## [Work to be completed]
Omit the images, then output each of the records below exactly.

## [Data]
####################

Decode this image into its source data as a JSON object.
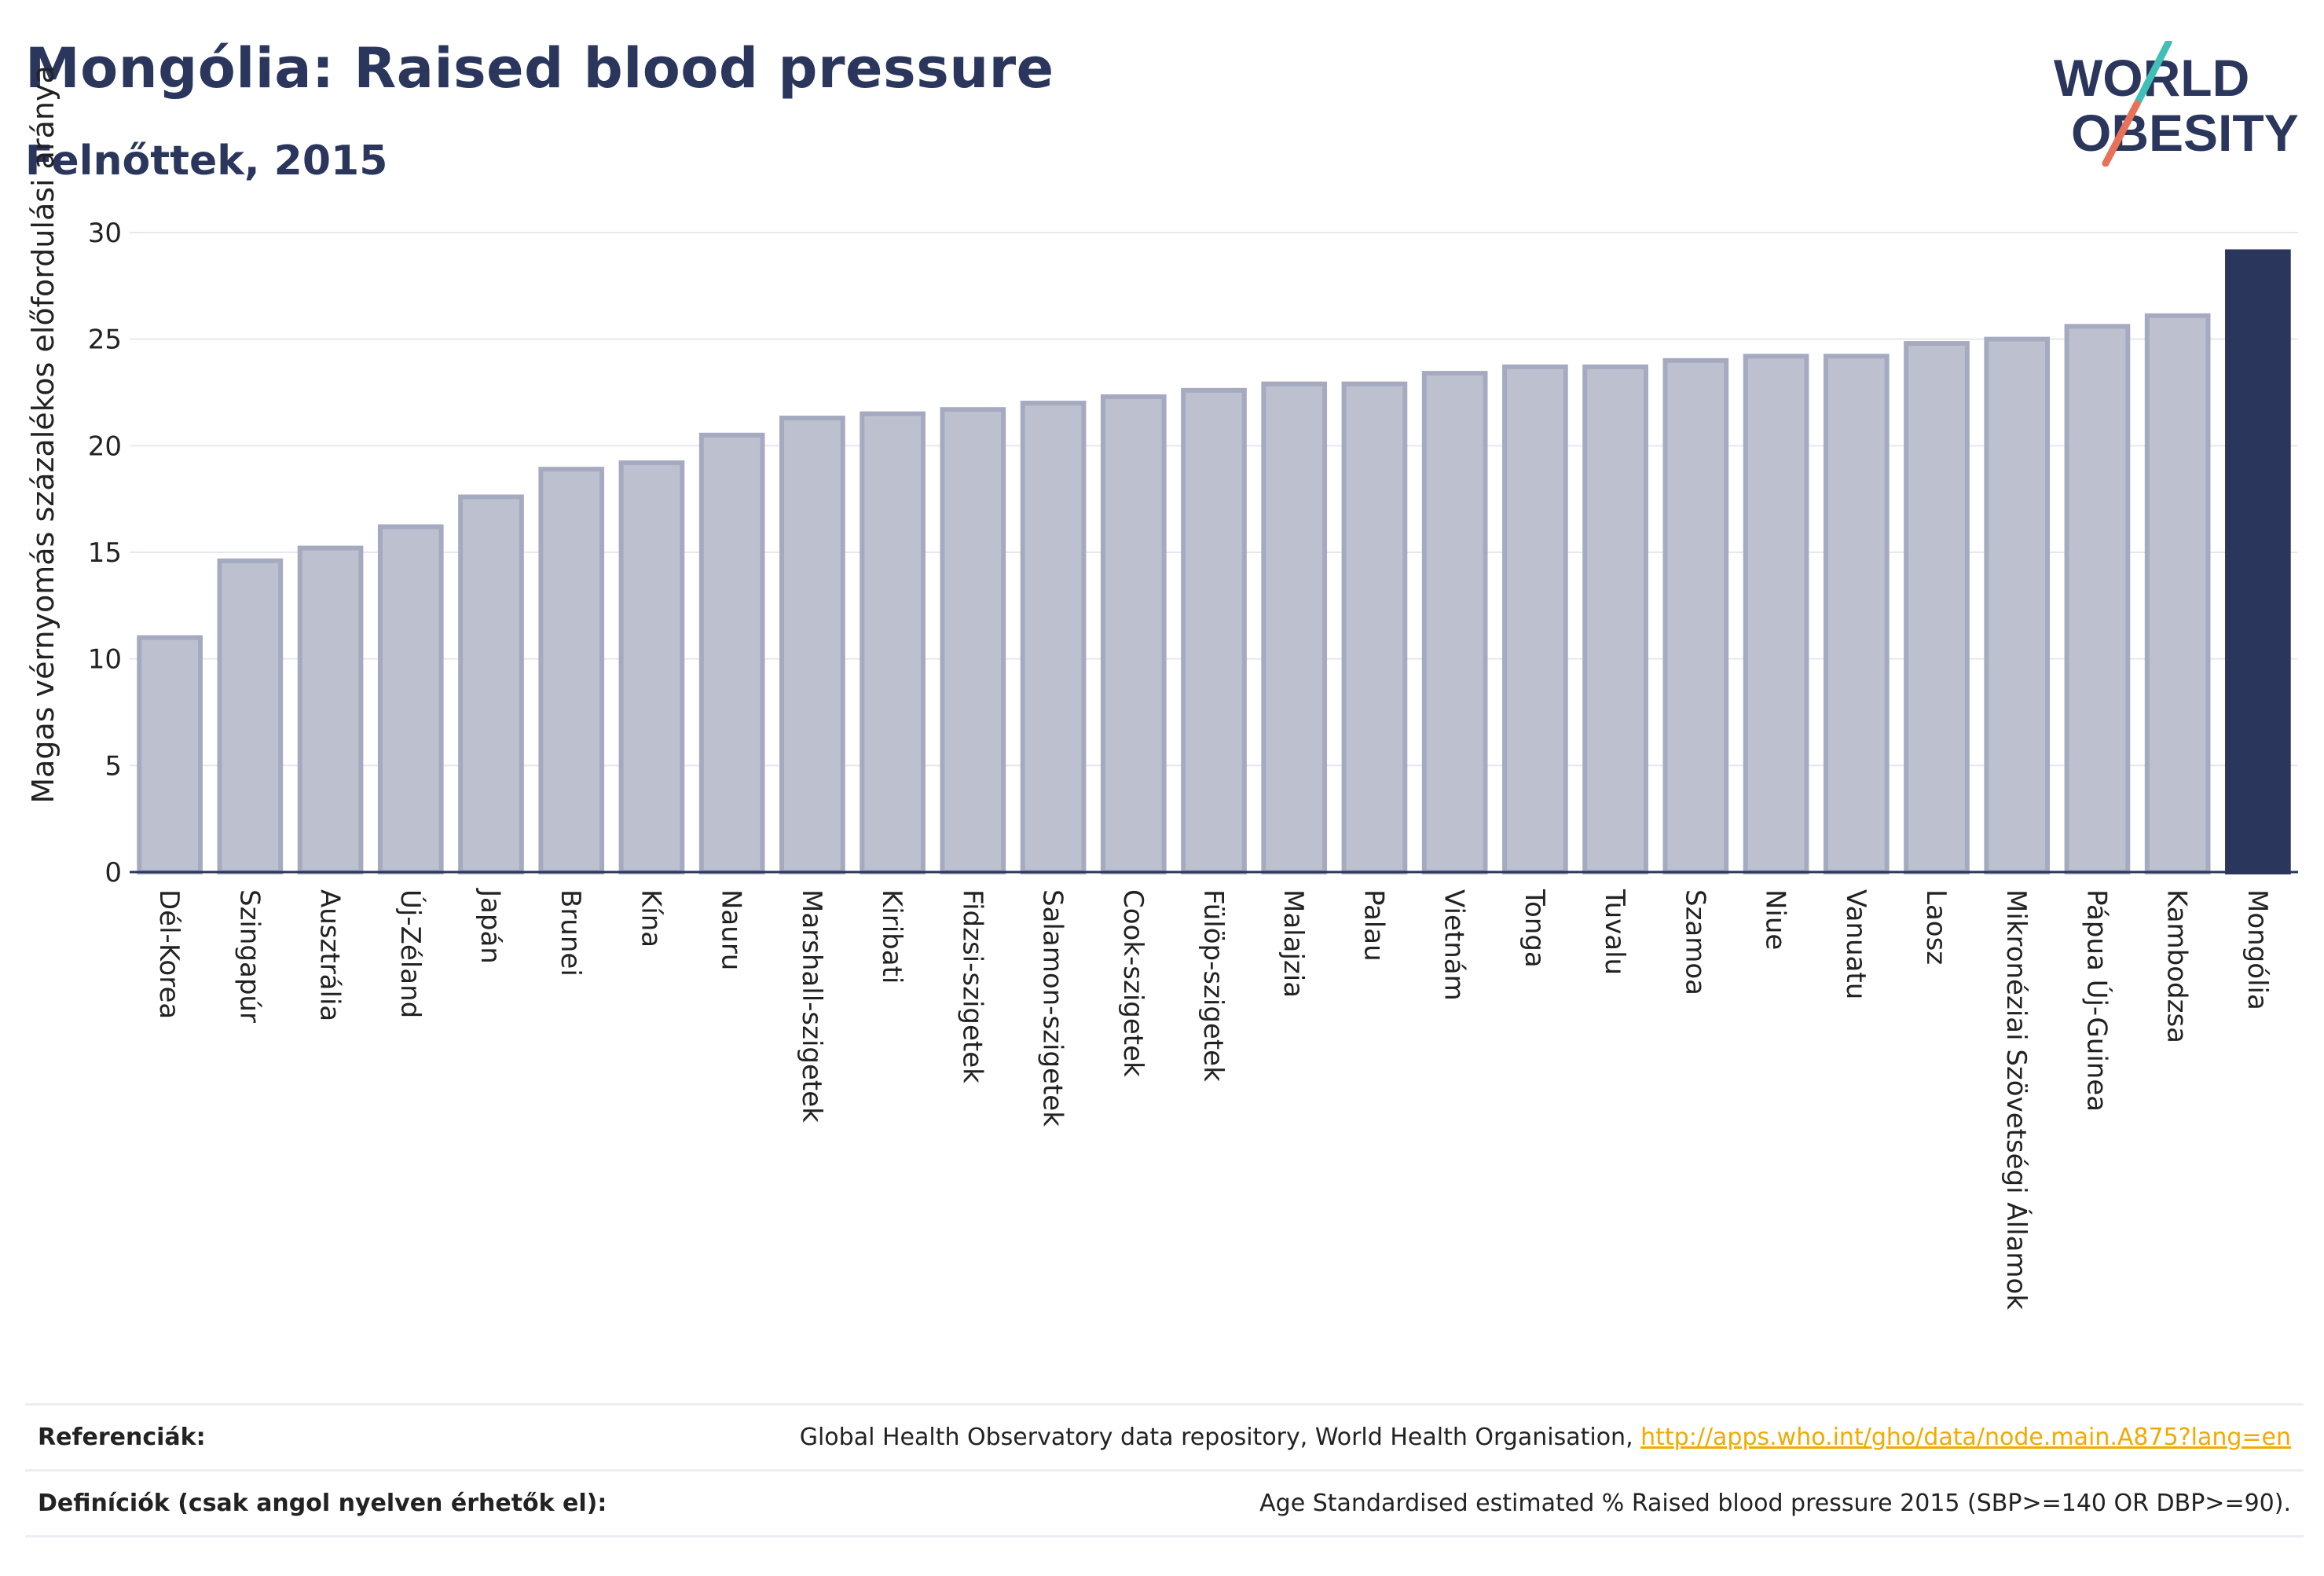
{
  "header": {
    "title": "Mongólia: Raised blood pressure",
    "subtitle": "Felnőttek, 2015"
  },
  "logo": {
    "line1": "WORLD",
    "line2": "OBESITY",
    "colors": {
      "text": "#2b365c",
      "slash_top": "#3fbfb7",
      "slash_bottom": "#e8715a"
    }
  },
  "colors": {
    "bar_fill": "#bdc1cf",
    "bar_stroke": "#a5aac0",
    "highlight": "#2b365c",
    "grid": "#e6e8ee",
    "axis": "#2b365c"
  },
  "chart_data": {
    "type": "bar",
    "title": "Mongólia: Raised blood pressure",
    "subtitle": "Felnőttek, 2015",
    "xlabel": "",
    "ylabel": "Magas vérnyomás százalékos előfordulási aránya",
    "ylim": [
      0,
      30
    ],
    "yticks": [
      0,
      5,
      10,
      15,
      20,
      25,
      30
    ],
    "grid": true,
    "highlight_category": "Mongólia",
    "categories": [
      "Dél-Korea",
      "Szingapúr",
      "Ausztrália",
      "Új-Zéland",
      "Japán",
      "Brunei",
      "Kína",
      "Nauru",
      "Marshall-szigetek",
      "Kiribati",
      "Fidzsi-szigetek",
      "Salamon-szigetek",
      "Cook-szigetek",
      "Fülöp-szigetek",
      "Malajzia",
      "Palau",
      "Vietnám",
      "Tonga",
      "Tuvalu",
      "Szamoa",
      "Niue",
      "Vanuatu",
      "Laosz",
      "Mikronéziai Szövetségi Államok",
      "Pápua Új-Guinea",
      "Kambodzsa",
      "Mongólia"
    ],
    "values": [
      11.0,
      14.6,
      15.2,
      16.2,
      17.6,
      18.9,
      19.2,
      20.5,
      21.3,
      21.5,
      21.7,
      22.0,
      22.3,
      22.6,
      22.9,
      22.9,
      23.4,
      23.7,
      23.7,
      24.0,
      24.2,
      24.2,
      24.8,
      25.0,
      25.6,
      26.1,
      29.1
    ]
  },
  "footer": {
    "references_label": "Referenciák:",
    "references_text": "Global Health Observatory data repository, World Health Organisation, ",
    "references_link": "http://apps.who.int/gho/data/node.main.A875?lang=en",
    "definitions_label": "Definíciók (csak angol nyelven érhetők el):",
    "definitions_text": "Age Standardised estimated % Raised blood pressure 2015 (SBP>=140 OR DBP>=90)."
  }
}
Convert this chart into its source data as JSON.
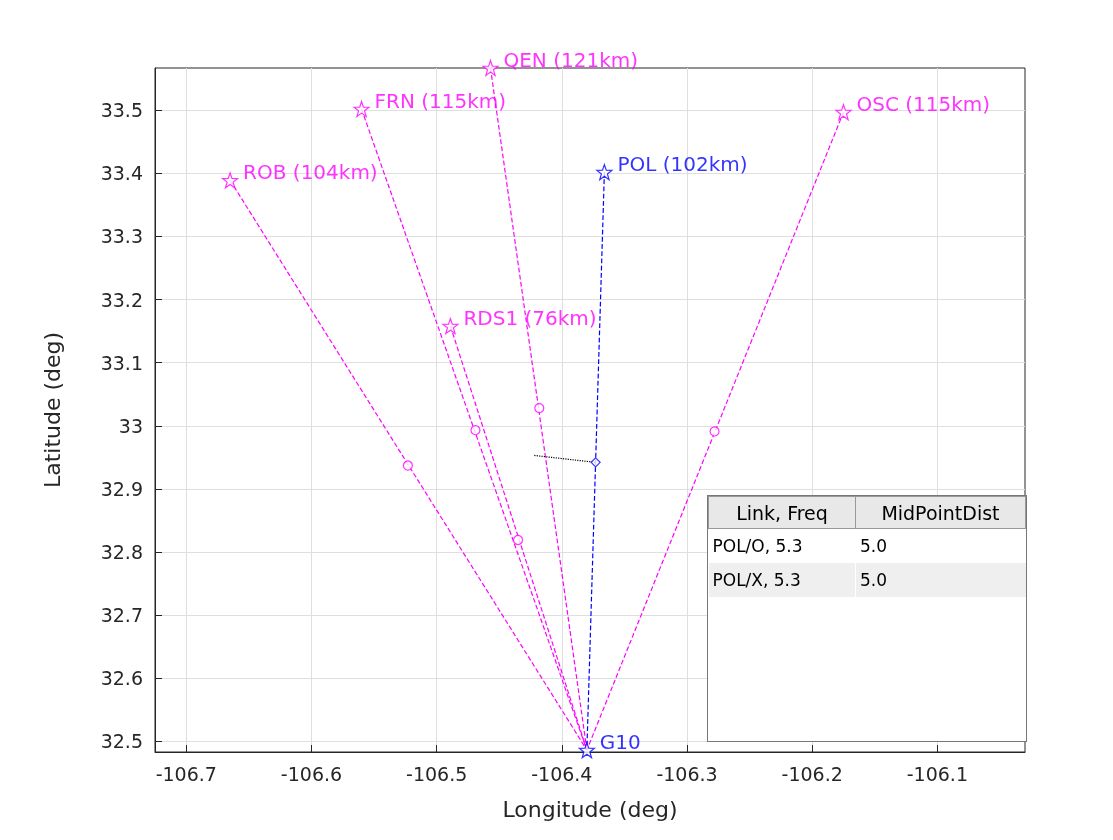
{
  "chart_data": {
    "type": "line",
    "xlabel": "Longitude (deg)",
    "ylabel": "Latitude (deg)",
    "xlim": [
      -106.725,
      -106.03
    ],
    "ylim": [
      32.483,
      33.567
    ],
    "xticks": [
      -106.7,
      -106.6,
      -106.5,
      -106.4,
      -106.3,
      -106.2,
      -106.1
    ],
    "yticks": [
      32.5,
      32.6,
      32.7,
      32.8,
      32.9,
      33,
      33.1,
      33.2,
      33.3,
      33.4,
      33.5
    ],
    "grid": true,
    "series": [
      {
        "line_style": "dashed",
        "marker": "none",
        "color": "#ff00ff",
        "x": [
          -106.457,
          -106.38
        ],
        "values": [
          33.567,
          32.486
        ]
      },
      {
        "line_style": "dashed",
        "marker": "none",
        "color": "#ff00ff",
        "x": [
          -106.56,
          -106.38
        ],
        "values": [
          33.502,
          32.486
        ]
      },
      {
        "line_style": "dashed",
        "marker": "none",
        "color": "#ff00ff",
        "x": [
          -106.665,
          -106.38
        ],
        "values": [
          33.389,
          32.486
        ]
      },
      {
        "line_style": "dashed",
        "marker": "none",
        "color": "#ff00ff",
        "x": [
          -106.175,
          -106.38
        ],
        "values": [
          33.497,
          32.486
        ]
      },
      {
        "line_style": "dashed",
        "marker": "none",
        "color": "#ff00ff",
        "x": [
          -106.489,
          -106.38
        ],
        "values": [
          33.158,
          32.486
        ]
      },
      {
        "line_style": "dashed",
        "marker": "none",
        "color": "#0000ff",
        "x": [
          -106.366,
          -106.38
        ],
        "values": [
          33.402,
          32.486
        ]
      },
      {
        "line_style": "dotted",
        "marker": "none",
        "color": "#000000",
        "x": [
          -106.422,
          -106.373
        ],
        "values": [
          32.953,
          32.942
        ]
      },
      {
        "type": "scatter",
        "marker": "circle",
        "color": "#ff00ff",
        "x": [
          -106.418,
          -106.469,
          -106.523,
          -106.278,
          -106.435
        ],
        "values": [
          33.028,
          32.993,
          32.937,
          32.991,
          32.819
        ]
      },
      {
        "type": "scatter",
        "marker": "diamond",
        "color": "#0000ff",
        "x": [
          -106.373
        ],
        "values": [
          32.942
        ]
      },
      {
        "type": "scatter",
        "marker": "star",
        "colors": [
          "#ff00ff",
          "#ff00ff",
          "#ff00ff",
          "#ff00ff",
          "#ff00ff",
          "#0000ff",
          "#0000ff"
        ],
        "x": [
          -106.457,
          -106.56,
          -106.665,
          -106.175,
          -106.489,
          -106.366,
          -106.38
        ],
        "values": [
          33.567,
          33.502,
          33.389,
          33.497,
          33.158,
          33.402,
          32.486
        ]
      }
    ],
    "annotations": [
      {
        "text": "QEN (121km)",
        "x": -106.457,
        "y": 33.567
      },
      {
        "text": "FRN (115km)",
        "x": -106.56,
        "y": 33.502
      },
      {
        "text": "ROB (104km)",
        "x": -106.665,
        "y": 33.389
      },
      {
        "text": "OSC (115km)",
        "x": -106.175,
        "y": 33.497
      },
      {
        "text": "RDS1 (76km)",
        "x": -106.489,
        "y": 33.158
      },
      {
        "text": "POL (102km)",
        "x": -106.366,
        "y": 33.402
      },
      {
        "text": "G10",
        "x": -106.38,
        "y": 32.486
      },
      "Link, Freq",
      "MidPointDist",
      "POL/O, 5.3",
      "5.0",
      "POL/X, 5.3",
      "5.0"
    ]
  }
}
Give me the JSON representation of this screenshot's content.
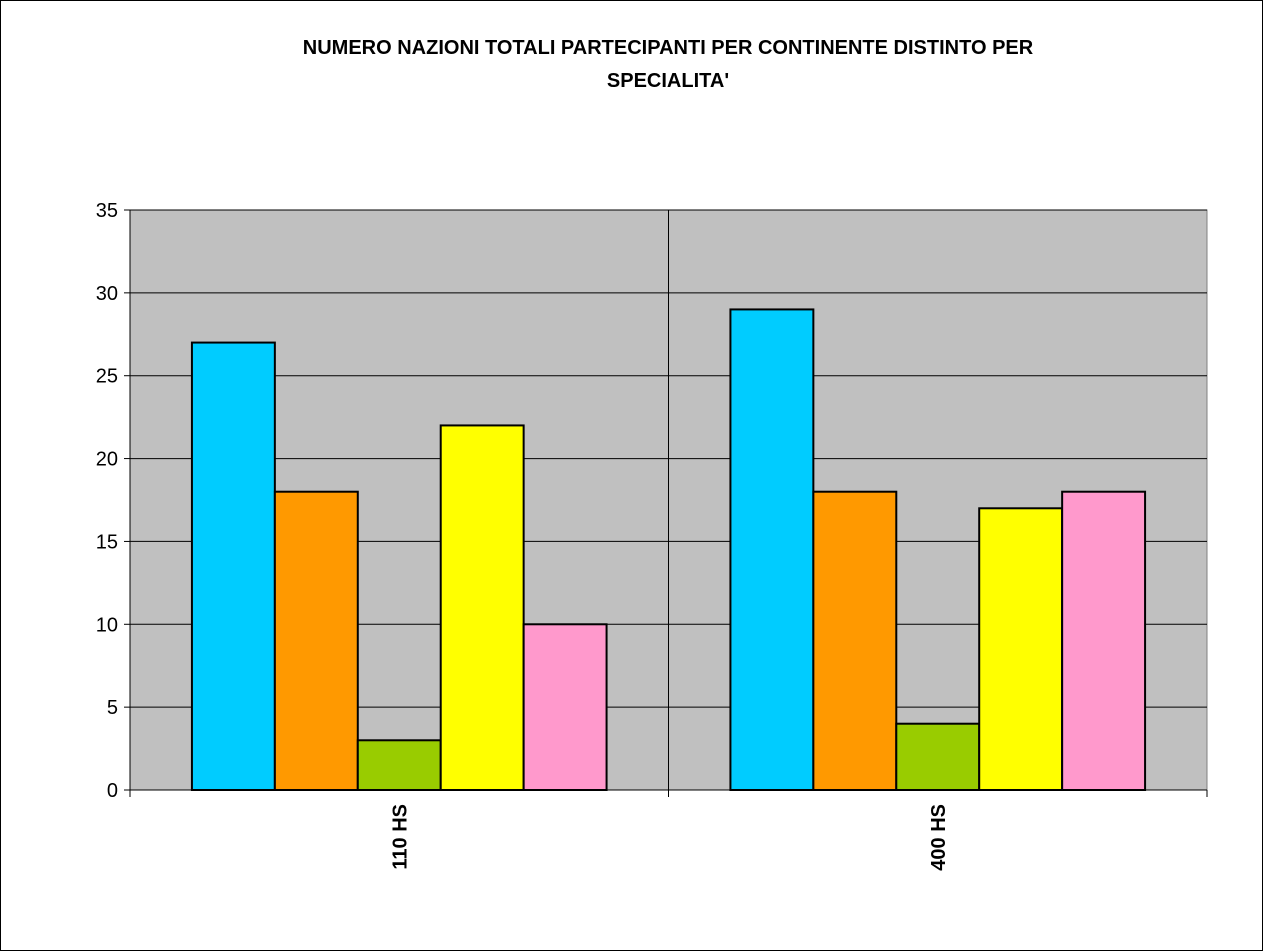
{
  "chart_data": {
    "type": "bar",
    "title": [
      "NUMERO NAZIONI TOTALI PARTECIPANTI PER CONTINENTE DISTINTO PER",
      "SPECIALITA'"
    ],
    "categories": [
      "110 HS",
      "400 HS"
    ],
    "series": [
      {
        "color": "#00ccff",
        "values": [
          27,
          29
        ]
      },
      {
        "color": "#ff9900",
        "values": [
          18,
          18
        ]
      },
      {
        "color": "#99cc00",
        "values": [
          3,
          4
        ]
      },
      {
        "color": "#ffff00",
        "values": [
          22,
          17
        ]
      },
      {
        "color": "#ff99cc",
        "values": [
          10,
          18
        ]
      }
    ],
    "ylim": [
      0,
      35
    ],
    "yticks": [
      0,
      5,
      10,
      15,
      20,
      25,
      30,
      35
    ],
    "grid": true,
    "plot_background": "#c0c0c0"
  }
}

####################

## [Complete output]
Decode this image into its source data as a JSON object.
{
  "header": {
    "title": "Mongólia: Raised blood pressure",
    "subtitle": "Felnőttek, 2015"
  },
  "logo": {
    "line1": "WORLD",
    "line2": "OBESITY",
    "colors": {
      "text": "#2b365c",
      "slash_top": "#3fbfb7",
      "slash_bottom": "#e8715a"
    }
  },
  "colors": {
    "bar_fill": "#bdc1cf",
    "bar_stroke": "#a5aac0",
    "highlight": "#2b365c",
    "grid": "#e6e8ee",
    "axis": "#2b365c"
  },
  "chart_data": {
    "type": "bar",
    "title": "Mongólia: Raised blood pressure",
    "subtitle": "Felnőttek, 2015",
    "xlabel": "",
    "ylabel": "Magas vérnyomás százalékos előfordulási aránya",
    "ylim": [
      0,
      30
    ],
    "yticks": [
      0,
      5,
      10,
      15,
      20,
      25,
      30
    ],
    "grid": true,
    "highlight_category": "Mongólia",
    "categories": [
      "Dél-Korea",
      "Szingapúr",
      "Ausztrália",
      "Új-Zéland",
      "Japán",
      "Brunei",
      "Kína",
      "Nauru",
      "Marshall-szigetek",
      "Kiribati",
      "Fidzsi-szigetek",
      "Salamon-szigetek",
      "Cook-szigetek",
      "Fülöp-szigetek",
      "Malajzia",
      "Palau",
      "Vietnám",
      "Tonga",
      "Tuvalu",
      "Szamoa",
      "Niue",
      "Vanuatu",
      "Laosz",
      "Mikronéziai Szövetségi Államok",
      "Pápua Új-Guinea",
      "Kambodzsa",
      "Mongólia"
    ],
    "values": [
      11.0,
      14.6,
      15.2,
      16.2,
      17.6,
      18.9,
      19.2,
      20.5,
      21.3,
      21.5,
      21.7,
      22.0,
      22.3,
      22.6,
      22.9,
      22.9,
      23.4,
      23.7,
      23.7,
      24.0,
      24.2,
      24.2,
      24.8,
      25.0,
      25.6,
      26.1,
      29.1
    ]
  },
  "footer": {
    "references_label": "Referenciák:",
    "references_text": "Global Health Observatory data repository, World Health Organisation, ",
    "references_link": "http://apps.who.int/gho/data/node.main.A875?lang=en",
    "definitions_label": "Definíciók (csak angol nyelven érhetők el):",
    "definitions_text": "Age Standardised estimated % Raised blood pressure 2015 (SBP>=140 OR DBP>=90)."
  }
}
Convert this chart into its source data as JSON.
{
  "chart_data": {
    "type": "line",
    "xlabel": "Longitude (deg)",
    "ylabel": "Latitude (deg)",
    "xlim": [
      -106.725,
      -106.03
    ],
    "ylim": [
      32.483,
      33.567
    ],
    "xticks": [
      -106.7,
      -106.6,
      -106.5,
      -106.4,
      -106.3,
      -106.2,
      -106.1
    ],
    "yticks": [
      32.5,
      32.6,
      32.7,
      32.8,
      32.9,
      33,
      33.1,
      33.2,
      33.3,
      33.4,
      33.5
    ],
    "grid": true,
    "series": [
      {
        "line_style": "dashed",
        "marker": "none",
        "color": "#ff00ff",
        "x": [
          -106.457,
          -106.38
        ],
        "values": [
          33.567,
          32.486
        ]
      },
      {
        "line_style": "dashed",
        "marker": "none",
        "color": "#ff00ff",
        "x": [
          -106.56,
          -106.38
        ],
        "values": [
          33.502,
          32.486
        ]
      },
      {
        "line_style": "dashed",
        "marker": "none",
        "color": "#ff00ff",
        "x": [
          -106.665,
          -106.38
        ],
        "values": [
          33.389,
          32.486
        ]
      },
      {
        "line_style": "dashed",
        "marker": "none",
        "color": "#ff00ff",
        "x": [
          -106.175,
          -106.38
        ],
        "values": [
          33.497,
          32.486
        ]
      },
      {
        "line_style": "dashed",
        "marker": "none",
        "color": "#ff00ff",
        "x": [
          -106.489,
          -106.38
        ],
        "values": [
          33.158,
          32.486
        ]
      },
      {
        "line_style": "dashed",
        "marker": "none",
        "color": "#0000ff",
        "x": [
          -106.366,
          -106.38
        ],
        "values": [
          33.402,
          32.486
        ]
      },
      {
        "line_style": "dotted",
        "marker": "none",
        "color": "#000000",
        "x": [
          -106.422,
          -106.373
        ],
        "values": [
          32.953,
          32.942
        ]
      },
      {
        "type": "scatter",
        "marker": "circle",
        "color": "#ff00ff",
        "x": [
          -106.418,
          -106.469,
          -106.523,
          -106.278,
          -106.435
        ],
        "values": [
          33.028,
          32.993,
          32.937,
          32.991,
          32.819
        ]
      },
      {
        "type": "scatter",
        "marker": "diamond",
        "color": "#0000ff",
        "x": [
          -106.373
        ],
        "values": [
          32.942
        ]
      },
      {
        "type": "scatter",
        "marker": "star",
        "colors": [
          "#ff00ff",
          "#ff00ff",
          "#ff00ff",
          "#ff00ff",
          "#ff00ff",
          "#0000ff",
          "#0000ff"
        ],
        "x": [
          -106.457,
          -106.56,
          -106.665,
          -106.175,
          -106.489,
          -106.366,
          -106.38
        ],
        "values": [
          33.567,
          33.502,
          33.389,
          33.497,
          33.158,
          33.402,
          32.486
        ]
      }
    ],
    "annotations": [
      {
        "text": "QEN (121km)",
        "x": -106.457,
        "y": 33.567
      },
      {
        "text": "FRN (115km)",
        "x": -106.56,
        "y": 33.502
      },
      {
        "text": "ROB (104km)",
        "x": -106.665,
        "y": 33.389
      },
      {
        "text": "OSC (115km)",
        "x": -106.175,
        "y": 33.497
      },
      {
        "text": "RDS1 (76km)",
        "x": -106.489,
        "y": 33.158
      },
      {
        "text": "POL (102km)",
        "x": -106.366,
        "y": 33.402
      },
      {
        "text": "G10",
        "x": -106.38,
        "y": 32.486
      },
      "Link, Freq",
      "MidPointDist",
      "POL/O, 5.3",
      "5.0",
      "POL/X, 5.3",
      "5.0"
    ]
  }
}
Give me the JSON representation of this screenshot's content.
{
  "chart_data": {
    "type": "bar",
    "title": [
      "NUMERO NAZIONI TOTALI PARTECIPANTI PER CONTINENTE DISTINTO PER",
      "SPECIALITA'"
    ],
    "categories": [
      "110 HS",
      "400 HS"
    ],
    "series": [
      {
        "color": "#00ccff",
        "values": [
          27,
          29
        ]
      },
      {
        "color": "#ff9900",
        "values": [
          18,
          18
        ]
      },
      {
        "color": "#99cc00",
        "values": [
          3,
          4
        ]
      },
      {
        "color": "#ffff00",
        "values": [
          22,
          17
        ]
      },
      {
        "color": "#ff99cc",
        "values": [
          10,
          18
        ]
      }
    ],
    "ylim": [
      0,
      35
    ],
    "yticks": [
      0,
      5,
      10,
      15,
      20,
      25,
      30,
      35
    ],
    "grid": true,
    "plot_background": "#c0c0c0"
  }
}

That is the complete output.